Check the listing below for lines that hold "respondents". How many are there? Please give only the number.
[Records for this exercise start]
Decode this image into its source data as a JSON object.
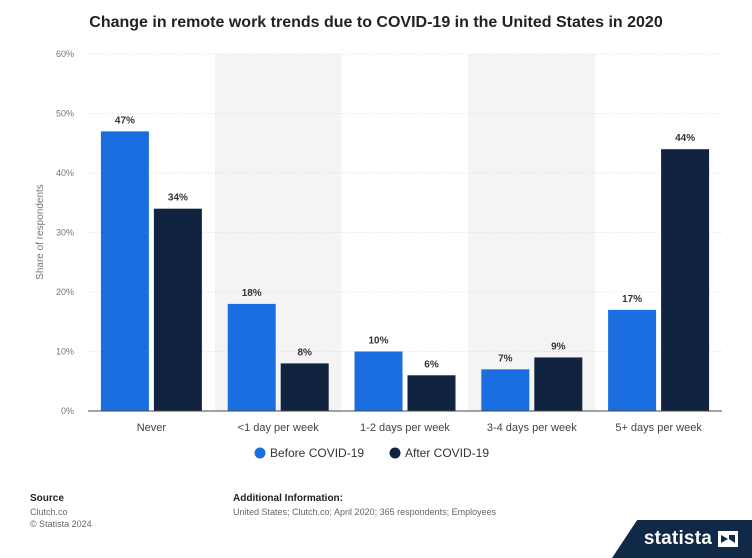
{
  "chart_data": {
    "type": "bar",
    "title": "Change in remote work trends due to COVID-19 in the United States in 2020",
    "xlabel": "",
    "ylabel": "Share of respondents",
    "ylim": [
      0,
      60
    ],
    "yticks": [
      "0%",
      "10%",
      "20%",
      "30%",
      "40%",
      "50%",
      "60%"
    ],
    "categories": [
      "Never",
      "<1 day per week",
      "1-2 days per week",
      "3-4 days per week",
      "5+ days per week"
    ],
    "series": [
      {
        "name": "Before COVID-19",
        "values": [
          47,
          18,
          10,
          7,
          17
        ],
        "labels": [
          "47%",
          "18%",
          "10%",
          "7%",
          "17%"
        ],
        "color": "#1a6ee0"
      },
      {
        "name": "After COVID-19",
        "values": [
          34,
          8,
          6,
          9,
          44
        ],
        "labels": [
          "34%",
          "8%",
          "6%",
          "9%",
          "44%"
        ],
        "color": "#10243f"
      }
    ],
    "legend": "bottom",
    "grid": true
  },
  "footer": {
    "source_header": "Source",
    "source_lines": [
      "Clutch.co",
      "© Statista 2024"
    ],
    "info_header": "Additional Information:",
    "info_text": "United States; Clutch.co; April 2020; 365 respondents; Employees"
  },
  "brand": {
    "name": "statista"
  },
  "colors": {
    "grid": "#dddddd",
    "band": "#f4f4f4",
    "axis": "#444444"
  }
}
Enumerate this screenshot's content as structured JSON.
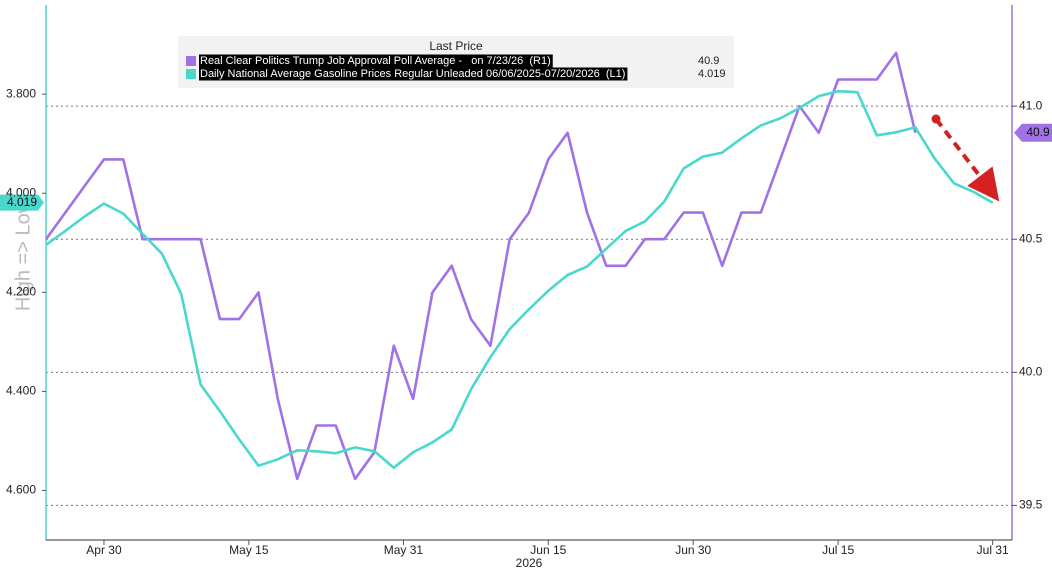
{
  "chart_data": {
    "type": "line",
    "y_label": "High => Low",
    "x_label": "2026",
    "legend_title": "Last Price",
    "x": [
      "2026-04-24",
      "2026-04-26",
      "2026-04-28",
      "2026-04-30",
      "2026-05-02",
      "2026-05-04",
      "2026-05-06",
      "2026-05-08",
      "2026-05-10",
      "2026-05-12",
      "2026-05-14",
      "2026-05-16",
      "2026-05-18",
      "2026-05-20",
      "2026-05-22",
      "2026-05-24",
      "2026-05-26",
      "2026-05-28",
      "2026-05-30",
      "2026-06-01",
      "2026-06-03",
      "2026-06-05",
      "2026-06-07",
      "2026-06-09",
      "2026-06-11",
      "2026-06-13",
      "2026-06-15",
      "2026-06-17",
      "2026-06-19",
      "2026-06-21",
      "2026-06-23",
      "2026-06-25",
      "2026-06-27",
      "2026-06-29",
      "2026-07-01",
      "2026-07-03",
      "2026-07-05",
      "2026-07-07",
      "2026-07-09",
      "2026-07-11",
      "2026-07-13",
      "2026-07-15",
      "2026-07-17",
      "2026-07-19",
      "2026-07-21",
      "2026-07-23",
      "2026-07-25",
      "2026-07-27",
      "2026-07-29",
      "2026-07-31"
    ],
    "xlim": [
      "2026-04-24",
      "2026-08-02"
    ],
    "xticks": [
      {
        "value": "2026-04-30",
        "label": "Apr 30"
      },
      {
        "value": "2026-05-15",
        "label": "May 15"
      },
      {
        "value": "2026-05-31",
        "label": "May 31"
      },
      {
        "value": "2026-06-15",
        "label": "Jun 15"
      },
      {
        "value": "2026-06-30",
        "label": "Jun 30"
      },
      {
        "value": "2026-07-15",
        "label": "Jul 15"
      },
      {
        "value": "2026-07-31",
        "label": "Jul 31"
      }
    ],
    "ylim": [
      4.7,
      3.62
    ],
    "yticks": [
      {
        "value": 3.8,
        "label": "3.800"
      },
      {
        "value": 4.0,
        "label": "4.000"
      },
      {
        "value": 4.2,
        "label": "4.200"
      },
      {
        "value": 4.4,
        "label": "4.400"
      },
      {
        "value": 4.6,
        "label": "4.600"
      }
    ],
    "y2lim": [
      39.37,
      41.38
    ],
    "y2ticks": [
      39.5,
      {
        "value": 40,
        "label": "40.0"
      },
      40.5,
      {
        "value": 41,
        "label": "41.0"
      }
    ],
    "grid": true,
    "series": [
      {
        "name": "Real Clear Politics Trump Job Approval Poll Average -   on 7/23/26  (R1)",
        "color": "#a072e6",
        "axis": "y2",
        "values": [
          40.5,
          40.6,
          40.7,
          40.8,
          40.8,
          40.5,
          40.5,
          40.5,
          40.5,
          40.2,
          40.2,
          40.3,
          39.9,
          39.6,
          39.8,
          39.8,
          39.6,
          39.7,
          40.1,
          39.9,
          40.3,
          40.4,
          40.2,
          40.1,
          40.5,
          40.6,
          40.8,
          40.9,
          40.6,
          40.4,
          40.4,
          40.5,
          40.5,
          40.6,
          40.6,
          40.4,
          40.6,
          40.6,
          40.8,
          41.0,
          40.9,
          41.1,
          41.1,
          41.1,
          41.2,
          40.9,
          null,
          null,
          null,
          null
        ]
      },
      {
        "name": "Daily National Average Gasoline Prices Regular Unleaded 06/06/2025-07/20/2026  (L1)",
        "color": "#4ad8cd",
        "axis": "y",
        "values": [
          4.104,
          4.076,
          4.047,
          4.021,
          4.041,
          4.082,
          4.122,
          4.203,
          4.386,
          4.44,
          4.497,
          4.55,
          4.537,
          4.519,
          4.521,
          4.525,
          4.513,
          4.521,
          4.554,
          4.523,
          4.503,
          4.477,
          4.396,
          4.331,
          4.274,
          4.234,
          4.197,
          4.165,
          4.148,
          4.112,
          4.076,
          4.057,
          4.017,
          3.95,
          3.926,
          3.918,
          3.889,
          3.863,
          3.849,
          3.828,
          3.804,
          3.794,
          3.796,
          3.883,
          3.877,
          3.867,
          3.93,
          3.98,
          3.997,
          4.019
        ]
      }
    ]
  }
}
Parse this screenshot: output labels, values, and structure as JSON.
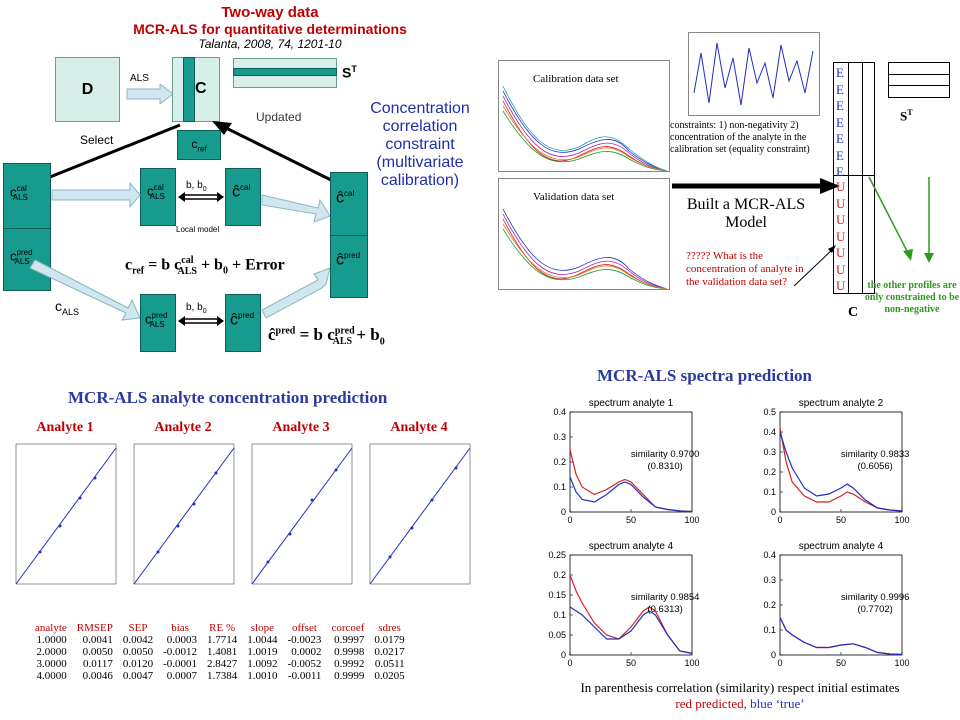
{
  "header": {
    "line1": "Two-way data",
    "line2a": "MCR-ALS",
    "line2b": " for quantitative determinations",
    "ref": "Talanta, 2008, 74, 1201-10"
  },
  "diagram": {
    "D": "D",
    "ALS": "ALS",
    "C": "C",
    "ST": "S",
    "ST_sup": "T",
    "updated": "Updated",
    "select": "Select",
    "cref": "c",
    "cref_sub": "ref",
    "c_als_cal": "c",
    "c_als_cal_sup": "cal",
    "c_als_cal_sub": "ALS",
    "c_als_pred_sup": "pred",
    "c_hat": "ĉ",
    "b_b0": "b, b",
    "b_b0_sub": "0",
    "local_model": "Local model",
    "c_als_label": "c",
    "c_als_label_sub": "ALS",
    "constraint_text": [
      "Concentration",
      "correlation",
      "constraint",
      "(multivariate",
      "calibration)"
    ]
  },
  "equations": {
    "eq1": "c_ref = b c_ALS^cal + b_0 + Error",
    "eq2": "ĉ^pred = b c_ALS^pred + b_0"
  },
  "right_panel": {
    "calibration": "Calibration data set",
    "validation": "Validation data set",
    "constraints": "constraints: 1) non-negativity 2) concentration of the analyte in the calibration set (equality constraint)",
    "built": "Built a MCR-ALS",
    "model": "Model",
    "question": "????? What is the concentration of analyte in the validation data set?",
    "E": "E",
    "U": "U",
    "C": "C",
    "ST": "S",
    "ST_sup": "T",
    "other": "the other profiles are only constrained to be non-negative"
  },
  "concentration_prediction": {
    "title": "MCR-ALS analyte concentration prediction",
    "analytes": [
      "Analyte 1",
      "Analyte 2",
      "Analyte 3",
      "Analyte 4"
    ]
  },
  "table": {
    "headers": [
      "analyte",
      "RMSEP",
      "SEP",
      "bias",
      "RE %",
      "slope",
      "offset",
      "corcoef",
      "sdres"
    ],
    "rows": [
      [
        "1.0000",
        "0.0041",
        "0.0042",
        "0.0003",
        "1.7714",
        "1.0044",
        "-0.0023",
        "0.9997",
        "0.0179"
      ],
      [
        "2.0000",
        "0.0050",
        "0.0050",
        "-0.0012",
        "1.4081",
        "1.0019",
        "0.0002",
        "0.9998",
        "0.0217"
      ],
      [
        "3.0000",
        "0.0117",
        "0.0120",
        "-0.0001",
        "2.8427",
        "1.0092",
        "-0.0052",
        "0.9992",
        "0.0511"
      ],
      [
        "4.0000",
        "0.0046",
        "0.0047",
        "0.0007",
        "1.7384",
        "1.0010",
        "-0.0011",
        "0.9999",
        "0.0205"
      ]
    ]
  },
  "spectra_prediction": {
    "title": "MCR-ALS spectra prediction",
    "footer1": "In parenthesis correlation (similarity) respect  initial estimates",
    "footer2_red": "red predicted, ",
    "footer2_blue": "blue ‘true’"
  },
  "chart_data": [
    {
      "type": "line",
      "title": "spectrum analyte 1",
      "ylim": [
        0,
        0.4
      ],
      "yticks": [
        "0",
        "0.1",
        "0.2",
        "0.3",
        "0.4"
      ],
      "xticks": [
        "0",
        "50",
        "100"
      ],
      "annotation": [
        "similarity 0.9700",
        "(0.8310)"
      ],
      "series": [
        {
          "color": "#d42020",
          "x": [
            0,
            5,
            10,
            20,
            30,
            40,
            45,
            50,
            60,
            70,
            80,
            90,
            100
          ],
          "y": [
            0.25,
            0.15,
            0.1,
            0.07,
            0.09,
            0.12,
            0.13,
            0.12,
            0.07,
            0.02,
            0.01,
            0.005,
            0.002
          ]
        },
        {
          "color": "#2030c0",
          "x": [
            0,
            5,
            10,
            20,
            30,
            40,
            45,
            50,
            60,
            70,
            80,
            90,
            100
          ],
          "y": [
            0.14,
            0.08,
            0.05,
            0.04,
            0.07,
            0.11,
            0.12,
            0.11,
            0.06,
            0.02,
            0.01,
            0.004,
            0.002
          ]
        }
      ]
    },
    {
      "type": "line",
      "title": "spectrum analyte 2",
      "ylim": [
        0,
        0.5
      ],
      "yticks": [
        "0",
        "0.1",
        "0.2",
        "0.3",
        "0.4",
        "0.5"
      ],
      "xticks": [
        "0",
        "50",
        "100"
      ],
      "annotation": [
        "similarity 0.9833",
        "(0.6056)"
      ],
      "series": [
        {
          "color": "#d42020",
          "x": [
            0,
            5,
            10,
            20,
            30,
            40,
            50,
            55,
            60,
            70,
            80,
            90,
            100
          ],
          "y": [
            0.42,
            0.25,
            0.15,
            0.08,
            0.05,
            0.05,
            0.08,
            0.1,
            0.09,
            0.05,
            0.02,
            0.01,
            0.005
          ]
        },
        {
          "color": "#2030c0",
          "x": [
            0,
            5,
            10,
            20,
            30,
            40,
            50,
            55,
            60,
            70,
            80,
            90,
            100
          ],
          "y": [
            0.4,
            0.3,
            0.22,
            0.12,
            0.08,
            0.09,
            0.12,
            0.14,
            0.12,
            0.06,
            0.02,
            0.01,
            0.005
          ]
        }
      ]
    },
    {
      "type": "line",
      "title": "spectrum analyte 4",
      "ylim": [
        0,
        0.25
      ],
      "yticks": [
        "0",
        "0.05",
        "0.1",
        "0.15",
        "0.2",
        "0.25"
      ],
      "xticks": [
        "0",
        "50",
        "100"
      ],
      "annotation": [
        "similarity 0.9854",
        "(0.6313)"
      ],
      "series": [
        {
          "color": "#d42020",
          "x": [
            0,
            5,
            10,
            20,
            30,
            40,
            50,
            60,
            65,
            70,
            80,
            90,
            100
          ],
          "y": [
            0.2,
            0.16,
            0.13,
            0.08,
            0.05,
            0.04,
            0.07,
            0.11,
            0.12,
            0.11,
            0.05,
            0.01,
            0.004
          ]
        },
        {
          "color": "#2030c0",
          "x": [
            0,
            5,
            10,
            20,
            30,
            40,
            50,
            60,
            65,
            70,
            80,
            90,
            100
          ],
          "y": [
            0.12,
            0.11,
            0.1,
            0.07,
            0.04,
            0.04,
            0.06,
            0.1,
            0.11,
            0.1,
            0.05,
            0.01,
            0.004
          ]
        }
      ]
    },
    {
      "type": "line",
      "title": "spectrum analyte 4",
      "ylim": [
        0,
        0.4
      ],
      "yticks": [
        "0",
        "0.1",
        "0.2",
        "0.3",
        "0.4"
      ],
      "xticks": [
        "0",
        "50",
        "100"
      ],
      "annotation": [
        "similarity 0.9996",
        "(0.7702)"
      ],
      "series": [
        {
          "color": "#d42020",
          "x": [
            0,
            5,
            10,
            20,
            30,
            40,
            50,
            60,
            70,
            80,
            90,
            100
          ],
          "y": [
            0.15,
            0.1,
            0.08,
            0.05,
            0.03,
            0.03,
            0.04,
            0.045,
            0.03,
            0.01,
            0.004,
            0.002
          ]
        },
        {
          "color": "#2030c0",
          "x": [
            0,
            5,
            10,
            20,
            30,
            40,
            50,
            60,
            70,
            80,
            90,
            100
          ],
          "y": [
            0.15,
            0.1,
            0.08,
            0.05,
            0.03,
            0.03,
            0.04,
            0.045,
            0.03,
            0.01,
            0.004,
            0.002
          ]
        }
      ]
    }
  ]
}
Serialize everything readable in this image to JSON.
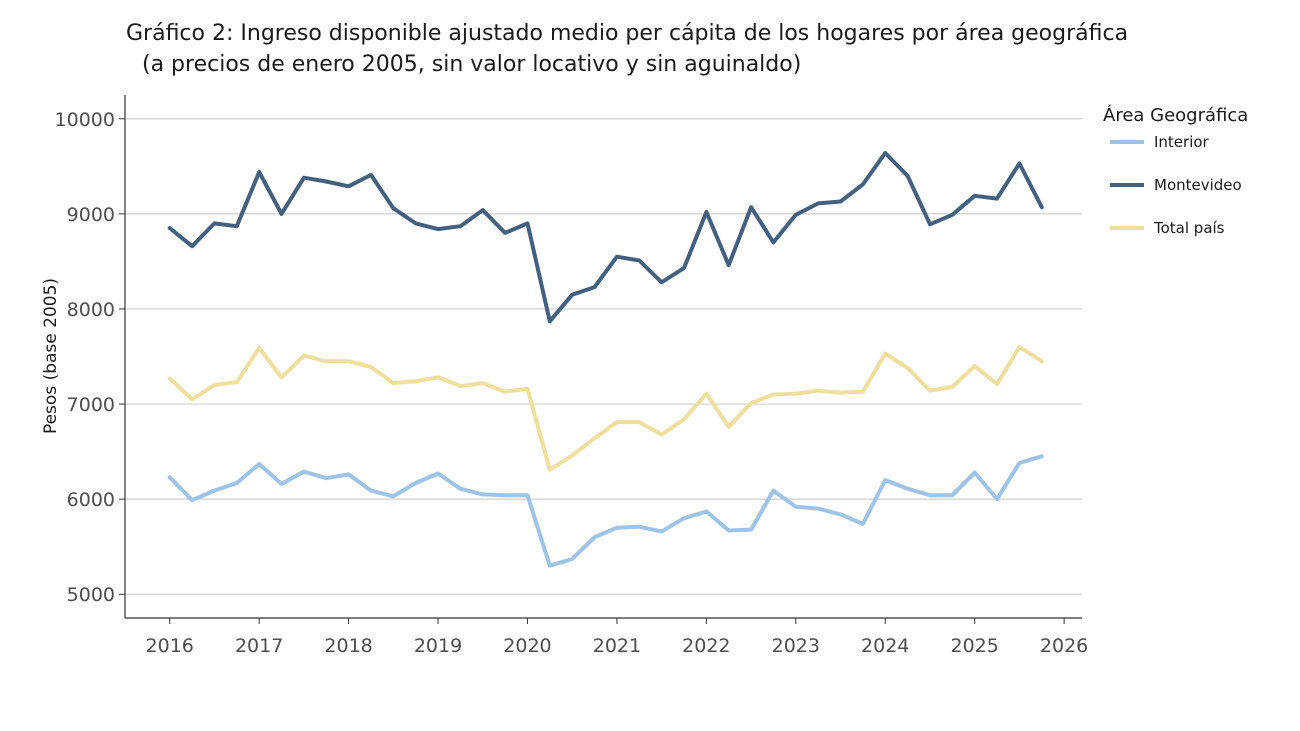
[Records for this exercise end]
**Exercise solution**: 2